◆ WHAT IS EXPECTED ◆
Only the number is wanted: how many lines contain the word "name"?

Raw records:
↓↓↓

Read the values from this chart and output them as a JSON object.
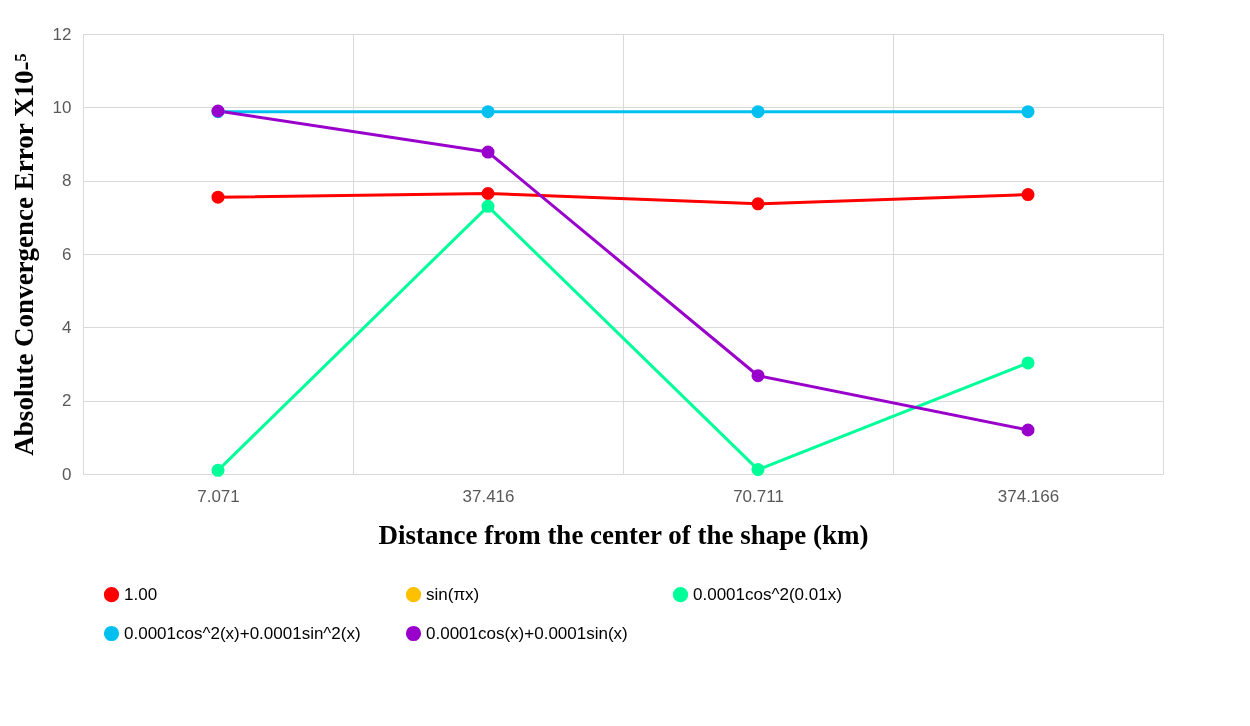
{
  "chart_data": {
    "type": "line",
    "xlabel": "Distance from the center of the shape (km)",
    "ylabel": "Absolute Convergence Error X10-⁵",
    "categories": [
      "7.071",
      "37.416",
      "70.711",
      "374.166"
    ],
    "series": [
      {
        "name": "1.00",
        "color": "#ff0000",
        "values": [
          7.55,
          7.65,
          7.37,
          7.62
        ]
      },
      {
        "name": "sin⁡(πx)",
        "color": "#ffc000",
        "values": [
          null,
          null,
          null,
          null
        ]
      },
      {
        "name": "0.0001cos^2(0.01x)",
        "color": "#00ff99",
        "values": [
          0.1,
          7.3,
          0.12,
          3.03
        ]
      },
      {
        "name": "0.0001cos^2(x)+0.0001sin^2(x)",
        "color": "#00c0f0",
        "values": [
          9.88,
          9.88,
          9.88,
          9.88
        ]
      },
      {
        "name": "0.0001cos(x)+0.0001sin(x)",
        "color": "#9900cc",
        "values": [
          9.9,
          8.78,
          2.68,
          1.2
        ]
      }
    ],
    "ylim": [
      0,
      12
    ],
    "yticks": [
      0,
      2,
      4,
      6,
      8,
      10,
      12
    ],
    "grid": true,
    "legend": "bottom",
    "marker": "circle",
    "line_style": "solid"
  }
}
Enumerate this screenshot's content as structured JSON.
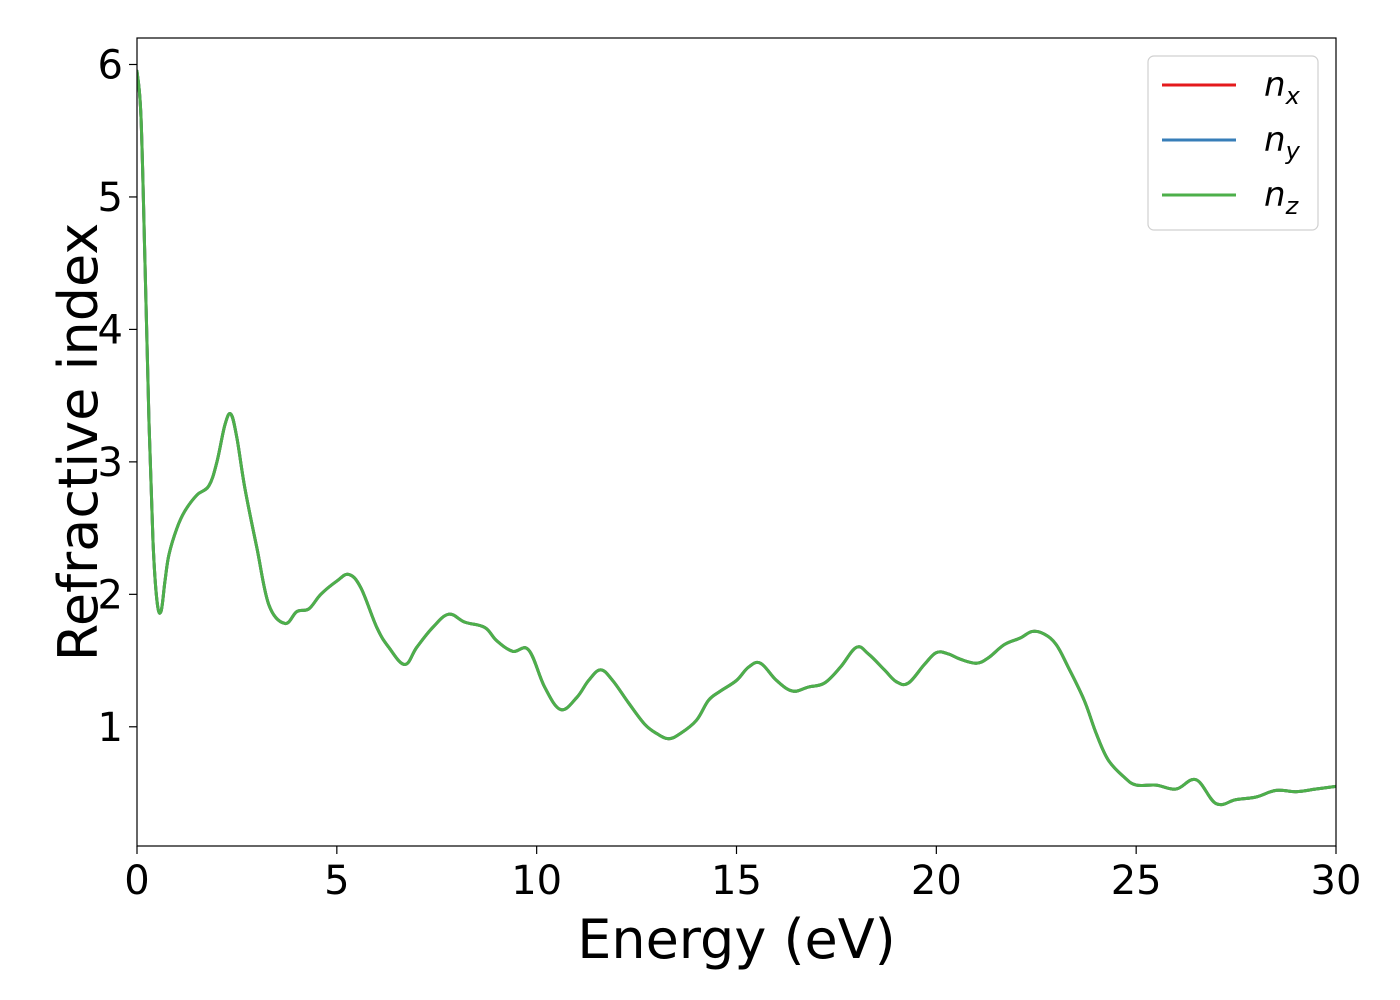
{
  "chart_data": {
    "type": "line",
    "title": "",
    "xlabel": "Energy (eV)",
    "ylabel": "Refractive index",
    "xlim": [
      0,
      30
    ],
    "ylim": [
      0.1,
      6.2
    ],
    "xticks": [
      0,
      5,
      10,
      15,
      20,
      25,
      30
    ],
    "yticks": [
      1,
      2,
      3,
      4,
      5,
      6
    ],
    "grid": false,
    "legend_position": "top-right",
    "x": [
      0,
      0.1,
      0.2,
      0.3,
      0.4,
      0.5,
      0.6,
      0.7,
      0.8,
      1.0,
      1.2,
      1.5,
      1.8,
      2.0,
      2.2,
      2.35,
      2.5,
      2.7,
      3.0,
      3.3,
      3.7,
      4.0,
      4.3,
      4.6,
      5.0,
      5.3,
      5.6,
      6.0,
      6.3,
      6.7,
      7.0,
      7.4,
      7.8,
      8.2,
      8.7,
      9.0,
      9.4,
      9.8,
      10.2,
      10.6,
      11.0,
      11.3,
      11.6,
      11.9,
      12.3,
      12.7,
      13.0,
      13.3,
      13.6,
      14.0,
      14.3,
      14.6,
      15.0,
      15.3,
      15.6,
      16.0,
      16.4,
      16.8,
      17.2,
      17.6,
      18.0,
      18.3,
      18.7,
      19.0,
      19.3,
      19.7,
      20.0,
      20.3,
      20.6,
      21.0,
      21.3,
      21.7,
      22.1,
      22.4,
      22.7,
      23.0,
      23.3,
      23.7,
      24.0,
      24.3,
      24.7,
      25.0,
      25.5,
      26.0,
      26.5,
      27.0,
      27.5,
      28.0,
      28.5,
      29.0,
      29.5,
      30.0
    ],
    "series": [
      {
        "name": "n_x",
        "color": "#e41a1c",
        "values": [
          5.95,
          5.6,
          4.5,
          3.3,
          2.4,
          1.95,
          1.87,
          2.1,
          2.3,
          2.5,
          2.63,
          2.75,
          2.82,
          3.0,
          3.28,
          3.36,
          3.18,
          2.8,
          2.35,
          1.92,
          1.78,
          1.87,
          1.89,
          2.0,
          2.1,
          2.15,
          2.05,
          1.75,
          1.6,
          1.47,
          1.6,
          1.75,
          1.85,
          1.79,
          1.75,
          1.65,
          1.57,
          1.58,
          1.3,
          1.13,
          1.22,
          1.35,
          1.43,
          1.35,
          1.18,
          1.02,
          0.95,
          0.91,
          0.95,
          1.05,
          1.2,
          1.27,
          1.35,
          1.45,
          1.48,
          1.35,
          1.27,
          1.3,
          1.33,
          1.45,
          1.6,
          1.55,
          1.43,
          1.34,
          1.33,
          1.47,
          1.56,
          1.55,
          1.51,
          1.48,
          1.52,
          1.62,
          1.67,
          1.72,
          1.7,
          1.62,
          1.45,
          1.2,
          0.95,
          0.75,
          0.62,
          0.56,
          0.56,
          0.53,
          0.6,
          0.42,
          0.45,
          0.47,
          0.52,
          0.51,
          0.53,
          0.55
        ]
      },
      {
        "name": "n_y",
        "color": "#377eb8",
        "values": [
          5.95,
          5.6,
          4.5,
          3.3,
          2.4,
          1.95,
          1.87,
          2.1,
          2.3,
          2.5,
          2.63,
          2.75,
          2.82,
          3.0,
          3.28,
          3.36,
          3.18,
          2.8,
          2.35,
          1.92,
          1.78,
          1.87,
          1.89,
          2.0,
          2.1,
          2.15,
          2.05,
          1.75,
          1.6,
          1.47,
          1.6,
          1.75,
          1.85,
          1.79,
          1.75,
          1.65,
          1.57,
          1.58,
          1.3,
          1.13,
          1.22,
          1.35,
          1.43,
          1.35,
          1.18,
          1.02,
          0.95,
          0.91,
          0.95,
          1.05,
          1.2,
          1.27,
          1.35,
          1.45,
          1.48,
          1.35,
          1.27,
          1.3,
          1.33,
          1.45,
          1.6,
          1.55,
          1.43,
          1.34,
          1.33,
          1.47,
          1.56,
          1.55,
          1.51,
          1.48,
          1.52,
          1.62,
          1.67,
          1.72,
          1.7,
          1.62,
          1.45,
          1.2,
          0.95,
          0.75,
          0.62,
          0.56,
          0.56,
          0.53,
          0.6,
          0.42,
          0.45,
          0.47,
          0.52,
          0.51,
          0.53,
          0.55
        ]
      },
      {
        "name": "n_z",
        "color": "#4daf4a",
        "values": [
          5.95,
          5.6,
          4.5,
          3.3,
          2.4,
          1.95,
          1.87,
          2.1,
          2.3,
          2.5,
          2.63,
          2.75,
          2.82,
          3.0,
          3.28,
          3.36,
          3.18,
          2.8,
          2.35,
          1.92,
          1.78,
          1.87,
          1.89,
          2.0,
          2.1,
          2.15,
          2.05,
          1.75,
          1.6,
          1.47,
          1.6,
          1.75,
          1.85,
          1.79,
          1.75,
          1.65,
          1.57,
          1.58,
          1.3,
          1.13,
          1.22,
          1.35,
          1.43,
          1.35,
          1.18,
          1.02,
          0.95,
          0.91,
          0.95,
          1.05,
          1.2,
          1.27,
          1.35,
          1.45,
          1.48,
          1.35,
          1.27,
          1.3,
          1.33,
          1.45,
          1.6,
          1.55,
          1.43,
          1.34,
          1.33,
          1.47,
          1.56,
          1.55,
          1.51,
          1.48,
          1.52,
          1.62,
          1.67,
          1.72,
          1.7,
          1.62,
          1.45,
          1.2,
          0.95,
          0.75,
          0.62,
          0.56,
          0.56,
          0.53,
          0.6,
          0.42,
          0.45,
          0.47,
          0.52,
          0.51,
          0.53,
          0.55
        ]
      }
    ],
    "legend": [
      {
        "base": "n",
        "sub": "x",
        "color": "#e41a1c"
      },
      {
        "base": "n",
        "sub": "y",
        "color": "#377eb8"
      },
      {
        "base": "n",
        "sub": "z",
        "color": "#4daf4a"
      }
    ]
  }
}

↑↑↑

◆ RESULT OF THIS EXERCISE ◆
8